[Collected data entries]
= = = =
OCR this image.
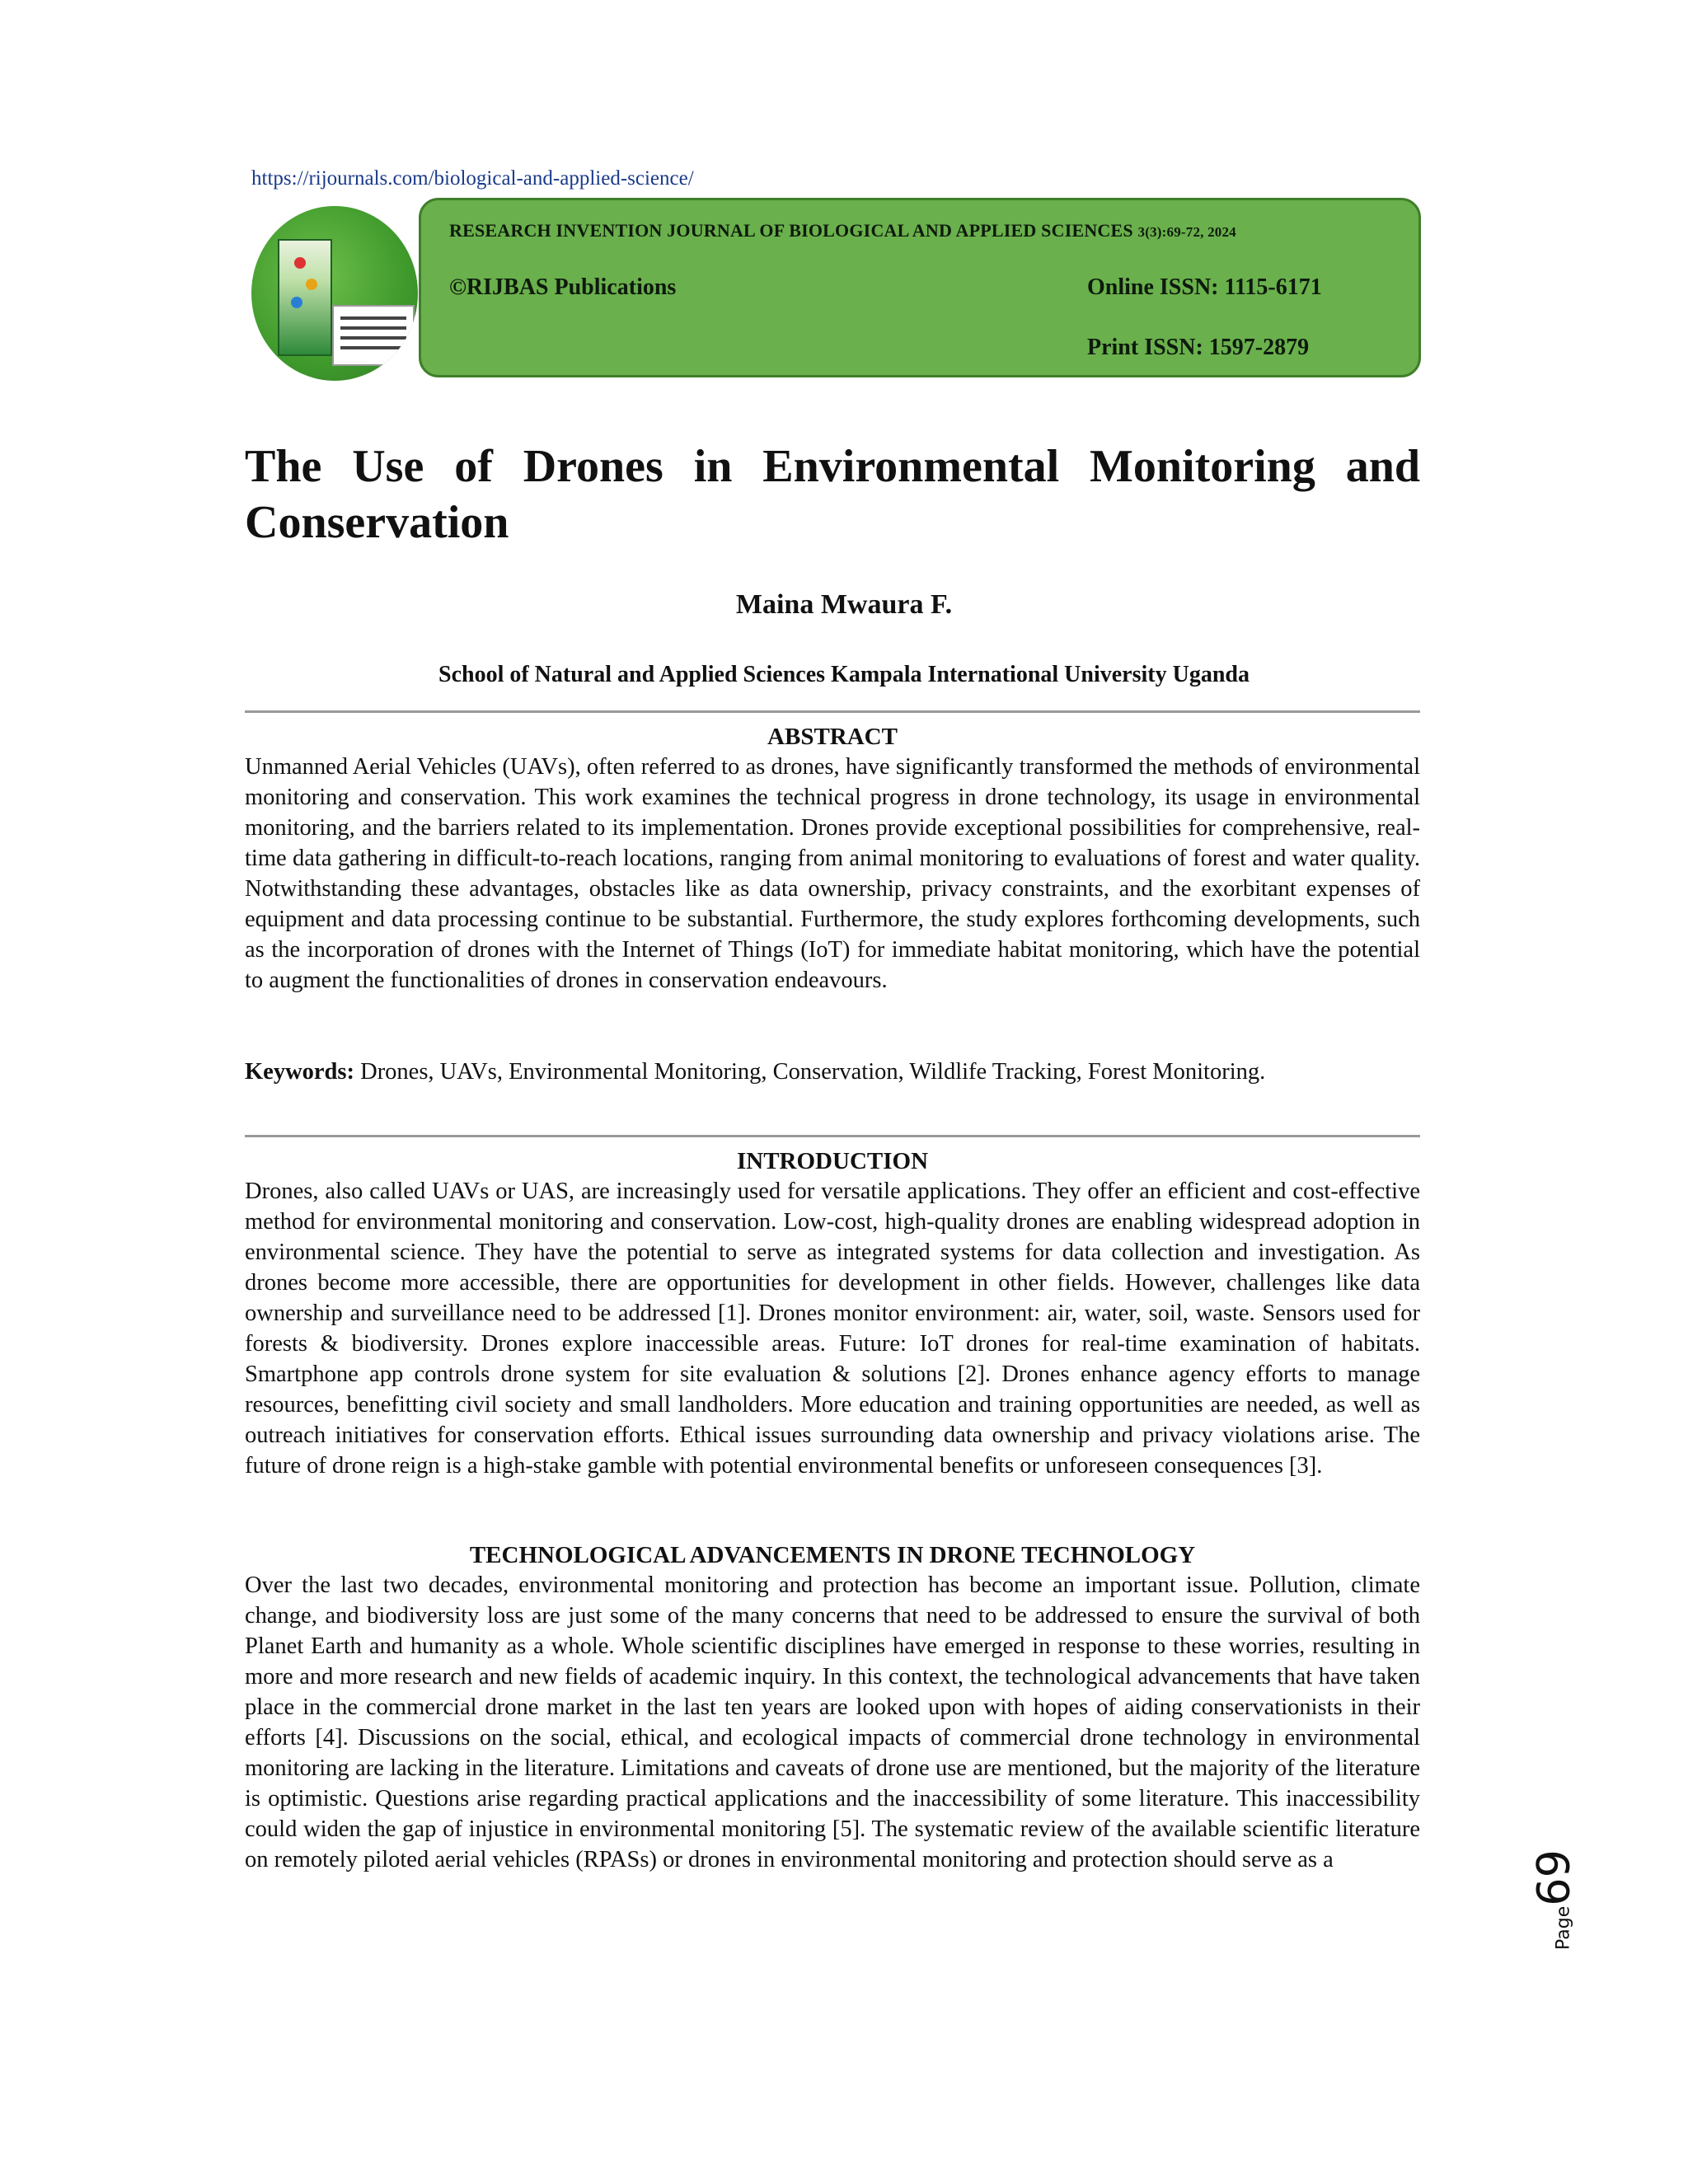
https://rijournals.com/biological-and-applied-science/
RESEARCH INVENTION JOURNAL OF BIOLOGICAL AND APPLIED SCIENCES 3(3):69-72, 2024
©RIJBAS Publications	Online ISSN: 1115-6171
Print ISSN: 1597-2879
The Use of Drones in Environmental Monitoring and Conservation
Maina Mwaura F.
School of Natural and Applied Sciences Kampala International University Uganda
ABSTRACT

Unmanned Aerial Vehicles (UAVs), often referred to as drones, have significantly transformed the methods of environmental monitoring and conservation. This work examines the technical progress in drone technology, its usage in environmental monitoring, and the barriers related to its implementation. Drones provide exceptional possibilities for comprehensive, real-time data gathering in difficult-to-reach locations, ranging from animal monitoring to evaluations of forest and water quality. Notwithstanding these advantages, obstacles like as data ownership, privacy constraints, and the exorbitant expenses of equipment and data processing continue to be substantial. Furthermore, the study explores forthcoming developments, such as the incorporation of drones with the Internet of Things (IoT) for immediate habitat monitoring, which have the potential to augment the functionalities of drones in conservation endeavours.

Keywords: Drones, UAVs, Environmental Monitoring, Conservation, Wildlife Tracking, Forest Monitoring.

INTRODUCTION

Drones, also called UAVs or UAS, are increasingly used for versatile applications. They offer an efficient and cost-effective method for environmental monitoring and conservation. Low-cost, high-quality drones are enabling widespread adoption in environmental science. They have the potential to serve as integrated systems for data collection and investigation. As drones become more accessible, there are opportunities for development in other fields. However, challenges like data ownership and surveillance need to be addressed [1]. Drones monitor environment: air, water, soil, waste. Sensors used for forests & biodiversity. Drones explore inaccessible areas. Future: IoT drones for real-time examination of habitats. Smartphone app controls drone system for site evaluation & solutions [2]. Drones enhance agency efforts to manage resources, benefitting civil society and small landholders. More education and training opportunities are needed, as well as outreach initiatives for conservation efforts. Ethical issues surrounding data ownership and privacy violations arise. The future of drone reign is a high-stake gamble with potential environmental benefits or unforeseen consequences [3].

TECHNOLOGICAL ADVANCEMENTS IN DRONE TECHNOLOGY

Over the last two decades, environmental monitoring and protection has become an important issue. Pollution, climate change, and biodiversity loss are just some of the many concerns that need to be addressed to ensure the survival of both Planet Earth and humanity as a whole. Whole scientific disciplines have emerged in response to these worries, resulting in more and more research and new fields of academic inquiry. In this context, the technological advancements that have taken place in the commercial drone market in the last ten years are looked upon with hopes of aiding conservationists in their efforts [4]. Discussions on the social, ethical, and ecological impacts of commercial drone technology in environmental monitoring are lacking in the literature. Limitations and caveats of drone use are mentioned, but the majority of the literature is optimistic. Questions arise regarding practical applications and the inaccessibility of some literature. This inaccessibility could widen the gap of injustice in environmental monitoring [5]. The systematic review of the available scientific literature on remotely piloted aerial vehicles (RPASs) or drones in environmental monitoring and protection should serve as a

Page69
= = = =
→ **Objective**
Each entry above is to be written out again unchanged, apart from the pictures, which are left out.

→ **Result**
OCR this image.
https://rijournals.com/biological-and-applied-science/
RESEARCH INVENTION JOURNAL OF BIOLOGICAL AND APPLIED SCIENCES 3(3):69-72, 2024
©RIJBAS Publications	Online ISSN: 1115-6171
Print ISSN: 1597-2879
The Use of Drones in Environmental Monitoring and Conservation
Maina Mwaura F.
School of Natural and Applied Sciences Kampala International University Uganda
ABSTRACT

Unmanned Aerial Vehicles (UAVs), often referred to as drones, have significantly transformed the methods of environmental monitoring and conservation. This work examines the technical progress in drone technology, its usage in environmental monitoring, and the barriers related to its implementation. Drones provide exceptional possibilities for comprehensive, real-time data gathering in difficult-to-reach locations, ranging from animal monitoring to evaluations of forest and water quality. Notwithstanding these advantages, obstacles like as data ownership, privacy constraints, and the exorbitant expenses of equipment and data processing continue to be substantial. Furthermore, the study explores forthcoming developments, such as the incorporation of drones with the Internet of Things (IoT) for immediate habitat monitoring, which have the potential to augment the functionalities of drones in conservation endeavours.

Keywords: Drones, UAVs, Environmental Monitoring, Conservation, Wildlife Tracking, Forest Monitoring.

INTRODUCTION

Drones, also called UAVs or UAS, are increasingly used for versatile applications. They offer an efficient and cost-effective method for environmental monitoring and conservation. Low-cost, high-quality drones are enabling widespread adoption in environmental science. They have the potential to serve as integrated systems for data collection and investigation. As drones become more accessible, there are opportunities for development in other fields. However, challenges like data ownership and surveillance need to be addressed [1]. Drones monitor environment: air, water, soil, waste. Sensors used for forests & biodiversity. Drones explore inaccessible areas. Future: IoT drones for real-time examination of habitats. Smartphone app controls drone system for site evaluation & solutions [2]. Drones enhance agency efforts to manage resources, benefitting civil society and small landholders. More education and training opportunities are needed, as well as outreach initiatives for conservation efforts. Ethical issues surrounding data ownership and privacy violations arise. The future of drone reign is a high-stake gamble with potential environmental benefits or unforeseen consequences [3].

TECHNOLOGICAL ADVANCEMENTS IN DRONE TECHNOLOGY

Over the last two decades, environmental monitoring and protection has become an important issue. Pollution, climate change, and biodiversity loss are just some of the many concerns that need to be addressed to ensure the survival of both Planet Earth and humanity as a whole. Whole scientific disciplines have emerged in response to these worries, resulting in more and more research and new fields of academic inquiry. In this context, the technological advancements that have taken place in the commercial drone market in the last ten years are looked upon with hopes of aiding conservationists in their efforts [4]. Discussions on the social, ethical, and ecological impacts of commercial drone technology in environmental monitoring are lacking in the literature. Limitations and caveats of drone use are mentioned, but the majority of the literature is optimistic. Questions arise regarding practical applications and the inaccessibility of some literature. This inaccessibility could widen the gap of injustice in environmental monitoring [5]. The systematic review of the available scientific literature on remotely piloted aerial vehicles (RPASs) or drones in environmental monitoring and protection should serve as a

Page69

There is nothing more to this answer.